▶ _DATA EXTRACT_:
>> start

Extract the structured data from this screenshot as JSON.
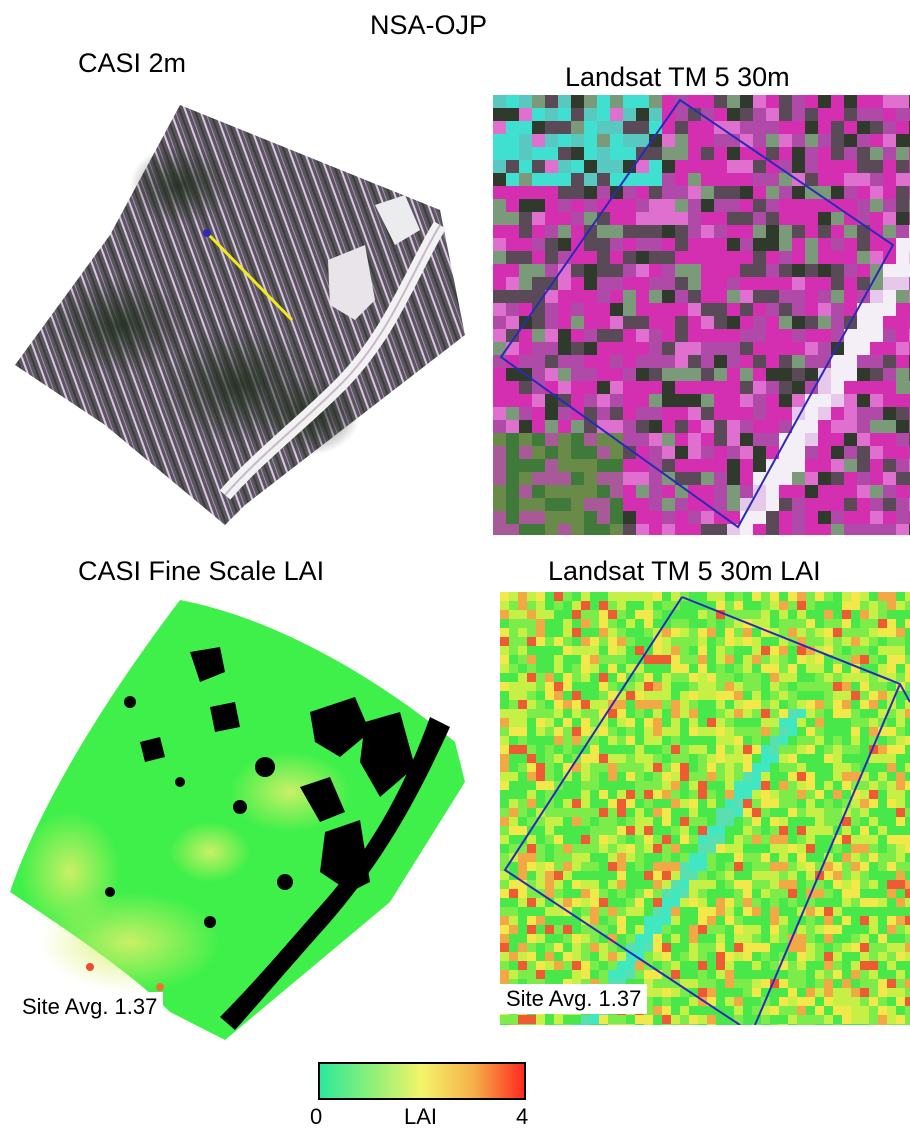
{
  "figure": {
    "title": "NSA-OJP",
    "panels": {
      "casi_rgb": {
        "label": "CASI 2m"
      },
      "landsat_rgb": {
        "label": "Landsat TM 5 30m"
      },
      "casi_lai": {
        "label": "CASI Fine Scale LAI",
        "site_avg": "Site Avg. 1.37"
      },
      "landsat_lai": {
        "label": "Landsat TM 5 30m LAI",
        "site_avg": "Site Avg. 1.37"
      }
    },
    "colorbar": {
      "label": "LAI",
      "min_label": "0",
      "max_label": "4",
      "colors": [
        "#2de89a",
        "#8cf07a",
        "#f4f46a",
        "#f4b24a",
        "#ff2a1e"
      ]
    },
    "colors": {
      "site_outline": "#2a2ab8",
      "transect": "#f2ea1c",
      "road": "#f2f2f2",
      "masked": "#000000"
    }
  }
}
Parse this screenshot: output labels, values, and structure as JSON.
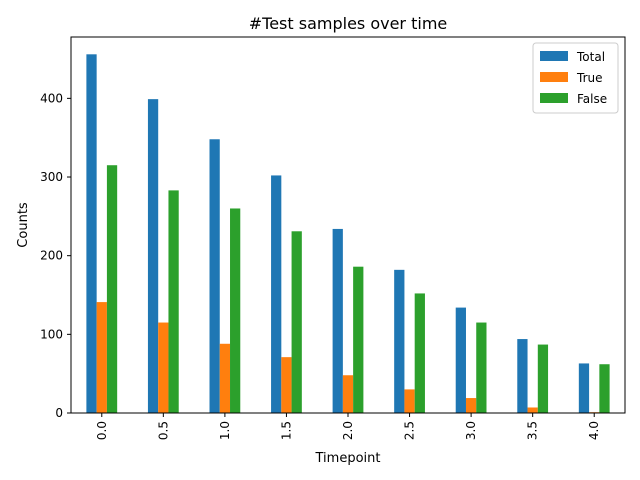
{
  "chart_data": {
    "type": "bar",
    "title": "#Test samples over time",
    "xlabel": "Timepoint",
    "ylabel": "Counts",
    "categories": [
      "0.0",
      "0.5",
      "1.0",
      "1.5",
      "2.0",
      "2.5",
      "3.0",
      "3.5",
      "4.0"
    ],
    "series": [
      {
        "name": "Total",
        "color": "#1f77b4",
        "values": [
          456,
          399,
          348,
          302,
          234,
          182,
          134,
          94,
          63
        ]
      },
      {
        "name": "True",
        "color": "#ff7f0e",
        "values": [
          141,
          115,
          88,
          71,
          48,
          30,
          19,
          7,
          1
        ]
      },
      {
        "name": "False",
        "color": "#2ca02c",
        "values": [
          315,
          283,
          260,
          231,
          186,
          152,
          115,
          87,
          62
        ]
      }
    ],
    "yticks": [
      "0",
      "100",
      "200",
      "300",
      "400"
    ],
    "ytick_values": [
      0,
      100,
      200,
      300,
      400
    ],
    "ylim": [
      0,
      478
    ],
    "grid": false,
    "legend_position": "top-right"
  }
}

>> end

▶ _OBJECTIVE_: Every entry must be reproduced exactly, with the images left out.

▶ _RESULT OF THE EXERCISE_:
Extract the structured data from this screenshot as JSON.
{
  "figure": {
    "title": "NSA-OJP",
    "panels": {
      "casi_rgb": {
        "label": "CASI 2m"
      },
      "landsat_rgb": {
        "label": "Landsat TM 5 30m"
      },
      "casi_lai": {
        "label": "CASI Fine Scale LAI",
        "site_avg": "Site Avg. 1.37"
      },
      "landsat_lai": {
        "label": "Landsat TM 5 30m LAI",
        "site_avg": "Site Avg. 1.37"
      }
    },
    "colorbar": {
      "label": "LAI",
      "min_label": "0",
      "max_label": "4",
      "colors": [
        "#2de89a",
        "#8cf07a",
        "#f4f46a",
        "#f4b24a",
        "#ff2a1e"
      ]
    },
    "colors": {
      "site_outline": "#2a2ab8",
      "transect": "#f2ea1c",
      "road": "#f2f2f2",
      "masked": "#000000"
    }
  }
}
Parse this screenshot: output labels, values, and structure as JSON.
{
  "chart_data": {
    "type": "bar",
    "title": "#Test samples over time",
    "xlabel": "Timepoint",
    "ylabel": "Counts",
    "categories": [
      "0.0",
      "0.5",
      "1.0",
      "1.5",
      "2.0",
      "2.5",
      "3.0",
      "3.5",
      "4.0"
    ],
    "series": [
      {
        "name": "Total",
        "color": "#1f77b4",
        "values": [
          456,
          399,
          348,
          302,
          234,
          182,
          134,
          94,
          63
        ]
      },
      {
        "name": "True",
        "color": "#ff7f0e",
        "values": [
          141,
          115,
          88,
          71,
          48,
          30,
          19,
          7,
          1
        ]
      },
      {
        "name": "False",
        "color": "#2ca02c",
        "values": [
          315,
          283,
          260,
          231,
          186,
          152,
          115,
          87,
          62
        ]
      }
    ],
    "yticks": [
      "0",
      "100",
      "200",
      "300",
      "400"
    ],
    "ytick_values": [
      0,
      100,
      200,
      300,
      400
    ],
    "ylim": [
      0,
      478
    ],
    "grid": false,
    "legend_position": "top-right"
  }
}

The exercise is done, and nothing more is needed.